◆ The task: Each line containing the word "Perlin" must be reported.

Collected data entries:
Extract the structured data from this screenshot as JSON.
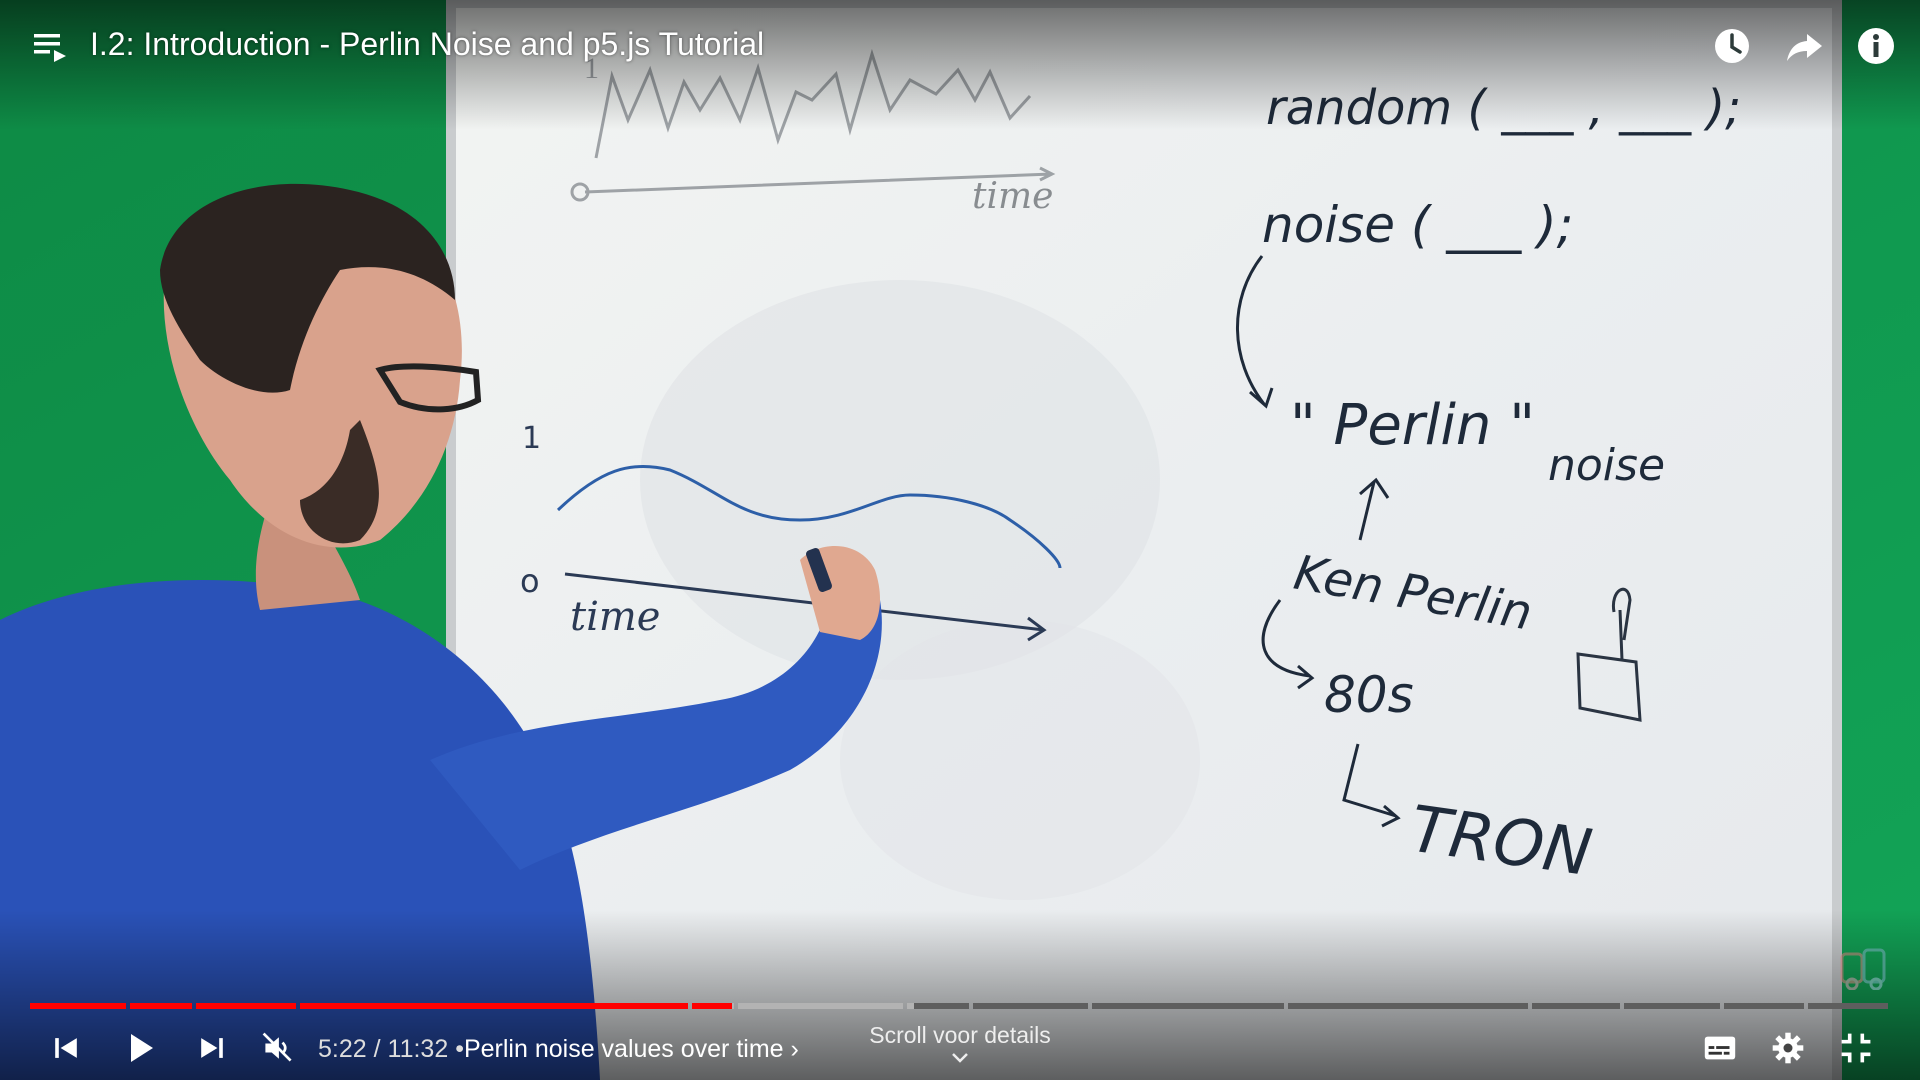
{
  "player": {
    "title": "I.2: Introduction - Perlin Noise and p5.js Tutorial",
    "time_current": "5:22",
    "time_separator": "/",
    "time_total": "11:32",
    "chapter_bullet": "•",
    "chapter_title": "Perlin noise values over time",
    "chapter_chevron": "›",
    "scroll_hint": "Scroll voor details",
    "progress": {
      "played_fraction": 0.378,
      "buffered_fraction": 0.476,
      "chapter_count": 14,
      "colors": {
        "played": "#ff0000",
        "buffered": "#b3b3b3",
        "unplayed": "#5e5e5e"
      }
    },
    "muted": true,
    "icons": {
      "playlist": "playlist-icon",
      "watch_later": "clock-icon",
      "share": "share-icon",
      "info": "info-icon",
      "previous": "skip-previous-icon",
      "play": "play-icon",
      "next": "skip-next-icon",
      "volume": "volume-muted-icon",
      "subtitles": "subtitles-icon",
      "settings": "gear-icon",
      "fullscreen_exit": "fullscreen-exit-icon"
    }
  },
  "whiteboard": {
    "top_graph": {
      "y_label": "1",
      "x_origin": "0",
      "x_axis": "time"
    },
    "bottom_graph": {
      "y_top": "1",
      "x_origin": "0",
      "x_axis": "time"
    },
    "notes": {
      "random_call": "random ( ___ , ___ );",
      "noise_call": "noise ( ___ );",
      "perlin": "\" Perlin \"",
      "noise_word": "noise",
      "ken_perlin": "Ken Perlin",
      "decade": "80s",
      "tron": "TRON"
    }
  }
}
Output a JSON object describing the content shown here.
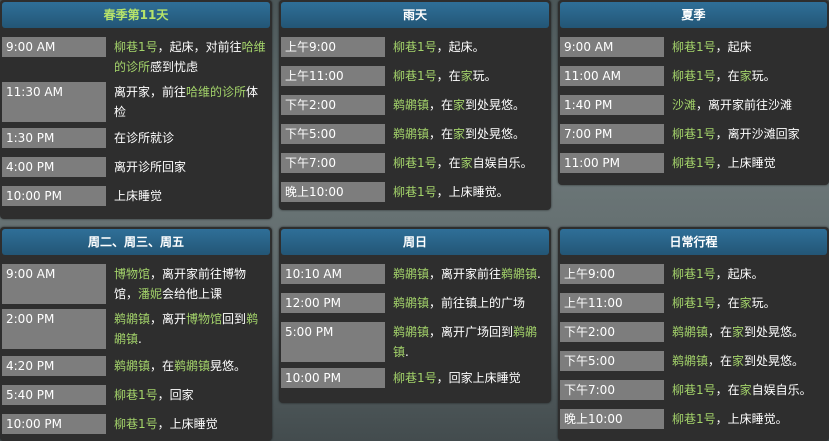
{
  "panels": {
    "spring11": {
      "title": "春季第11天",
      "rows": [
        {
          "time": "9:00 AM",
          "segs": [
            {
              "t": "柳巷1号",
              "hl": true
            },
            {
              "t": "，起床，对前往"
            },
            {
              "t": "哈维的诊所",
              "hl": true
            },
            {
              "t": "感到忧虑"
            }
          ]
        },
        {
          "time": "11:30 AM",
          "segs": [
            {
              "t": "离开家，前往"
            },
            {
              "t": "哈维的诊所",
              "hl": true
            },
            {
              "t": "体检"
            }
          ]
        },
        {
          "time": "1:30 PM",
          "segs": [
            {
              "t": "在诊所就诊"
            }
          ]
        },
        {
          "time": "4:00 PM",
          "segs": [
            {
              "t": "离开诊所回家"
            }
          ]
        },
        {
          "time": "10:00 PM",
          "segs": [
            {
              "t": "上床睡觉"
            }
          ]
        }
      ]
    },
    "rain": {
      "title": "雨天",
      "rows": [
        {
          "time": "上午9:00",
          "segs": [
            {
              "t": "柳巷1号",
              "hl": true
            },
            {
              "t": "，起床。"
            }
          ]
        },
        {
          "time": "上午11:00",
          "segs": [
            {
              "t": "柳巷1号",
              "hl": true
            },
            {
              "t": "，在"
            },
            {
              "t": "家",
              "hl": true
            },
            {
              "t": "玩。"
            }
          ]
        },
        {
          "time": "下午2:00",
          "segs": [
            {
              "t": "鹈鹕镇",
              "hl": true
            },
            {
              "t": "，在"
            },
            {
              "t": "家",
              "hl": true
            },
            {
              "t": "到处晃悠。"
            }
          ]
        },
        {
          "time": "下午5:00",
          "segs": [
            {
              "t": "鹈鹕镇",
              "hl": true
            },
            {
              "t": "，在"
            },
            {
              "t": "家",
              "hl": true
            },
            {
              "t": "到处晃悠。"
            }
          ]
        },
        {
          "time": "下午7:00",
          "segs": [
            {
              "t": "柳巷1号",
              "hl": true
            },
            {
              "t": "，在"
            },
            {
              "t": "家",
              "hl": true
            },
            {
              "t": "自娱自乐。"
            }
          ]
        },
        {
          "time": "晚上10:00",
          "segs": [
            {
              "t": "柳巷1号",
              "hl": true
            },
            {
              "t": "，上床睡觉。"
            }
          ]
        }
      ]
    },
    "summer": {
      "title": "夏季",
      "rows": [
        {
          "time": "9:00 AM",
          "segs": [
            {
              "t": "柳巷1号",
              "hl": true
            },
            {
              "t": "，起床"
            }
          ]
        },
        {
          "time": "11:00 AM",
          "segs": [
            {
              "t": "柳巷1号",
              "hl": true
            },
            {
              "t": "，在"
            },
            {
              "t": "家",
              "hl": true
            },
            {
              "t": "玩。"
            }
          ]
        },
        {
          "time": "1:40 PM",
          "segs": [
            {
              "t": "沙滩",
              "hl": true
            },
            {
              "t": "，离开家前往沙滩"
            }
          ]
        },
        {
          "time": "7:00 PM",
          "segs": [
            {
              "t": "柳巷1号",
              "hl": true
            },
            {
              "t": "，离开沙滩回家"
            }
          ]
        },
        {
          "time": "11:00 PM",
          "segs": [
            {
              "t": "柳巷1号",
              "hl": true
            },
            {
              "t": "，上床睡觉"
            }
          ]
        }
      ]
    },
    "tuewedfri": {
      "title": "周二、周三、周五",
      "rows": [
        {
          "time": "9:00 AM",
          "segs": [
            {
              "t": "博物馆",
              "hl": true
            },
            {
              "t": "，离开家前往博物馆，"
            },
            {
              "t": "潘妮",
              "hl": true
            },
            {
              "t": "会给他上课"
            }
          ]
        },
        {
          "time": "2:00 PM",
          "segs": [
            {
              "t": "鹈鹕镇",
              "hl": true
            },
            {
              "t": "，离开"
            },
            {
              "t": "博物馆",
              "hl": true
            },
            {
              "t": "回到"
            },
            {
              "t": "鹈鹕镇",
              "hl": true
            },
            {
              "t": "."
            }
          ]
        },
        {
          "time": "4:20 PM",
          "segs": [
            {
              "t": "鹈鹕镇",
              "hl": true
            },
            {
              "t": "，在"
            },
            {
              "t": "鹈鹕镇",
              "hl": true
            },
            {
              "t": "晃悠。"
            }
          ]
        },
        {
          "time": "5:40 PM",
          "segs": [
            {
              "t": "柳巷1号",
              "hl": true
            },
            {
              "t": "，回家"
            }
          ]
        },
        {
          "time": "10:00 PM",
          "segs": [
            {
              "t": "柳巷1号",
              "hl": true
            },
            {
              "t": "，上床睡觉"
            }
          ]
        }
      ]
    },
    "sunday": {
      "title": "周日",
      "rows": [
        {
          "time": "10:10 AM",
          "segs": [
            {
              "t": "鹈鹕镇",
              "hl": true
            },
            {
              "t": "，离开家前往"
            },
            {
              "t": "鹈鹕镇",
              "hl": true
            },
            {
              "t": "."
            }
          ]
        },
        {
          "time": "12:00 PM",
          "segs": [
            {
              "t": "鹈鹕镇",
              "hl": true
            },
            {
              "t": "，前往镇上的广场"
            }
          ]
        },
        {
          "time": "5:00 PM",
          "segs": [
            {
              "t": "鹈鹕镇",
              "hl": true
            },
            {
              "t": "，离开广场回到"
            },
            {
              "t": "鹈鹕镇",
              "hl": true
            },
            {
              "t": "."
            }
          ]
        },
        {
          "time": "10:00 PM",
          "segs": [
            {
              "t": "柳巷1号",
              "hl": true
            },
            {
              "t": "，回家上床睡觉"
            }
          ]
        }
      ]
    },
    "daily": {
      "title": "日常行程",
      "rows": [
        {
          "time": "上午9:00",
          "segs": [
            {
              "t": "柳巷1号",
              "hl": true
            },
            {
              "t": "，起床。"
            }
          ]
        },
        {
          "time": "上午11:00",
          "segs": [
            {
              "t": "柳巷1号",
              "hl": true
            },
            {
              "t": "，在"
            },
            {
              "t": "家",
              "hl": true
            },
            {
              "t": "玩。"
            }
          ]
        },
        {
          "time": "下午2:00",
          "segs": [
            {
              "t": "鹈鹕镇",
              "hl": true
            },
            {
              "t": "，在"
            },
            {
              "t": "家",
              "hl": true
            },
            {
              "t": "到处晃悠。"
            }
          ]
        },
        {
          "time": "下午5:00",
          "segs": [
            {
              "t": "鹈鹕镇",
              "hl": true
            },
            {
              "t": "，在"
            },
            {
              "t": "家",
              "hl": true
            },
            {
              "t": "到处晃悠。"
            }
          ]
        },
        {
          "time": "下午7:00",
          "segs": [
            {
              "t": "柳巷1号",
              "hl": true
            },
            {
              "t": "，在"
            },
            {
              "t": "家",
              "hl": true
            },
            {
              "t": "自娱自乐。"
            }
          ]
        },
        {
          "time": "晚上10:00",
          "segs": [
            {
              "t": "柳巷1号",
              "hl": true
            },
            {
              "t": "，上床睡觉。"
            }
          ]
        }
      ]
    }
  },
  "colors": {
    "header_bg": "#2a6388",
    "highlight": "#a3d36a",
    "time_bg": "#7d7d7d",
    "panel_bg": "#2e2e2e"
  }
}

◆ Problem solution:
    "title": "I.2: Introduction - Perlin Noise and p5.js Tutorial",
    "chapter_title": "Perlin noise values over time",
      "perlin": "\" Perlin \"",
      "ken_perlin": "Ken Perlin",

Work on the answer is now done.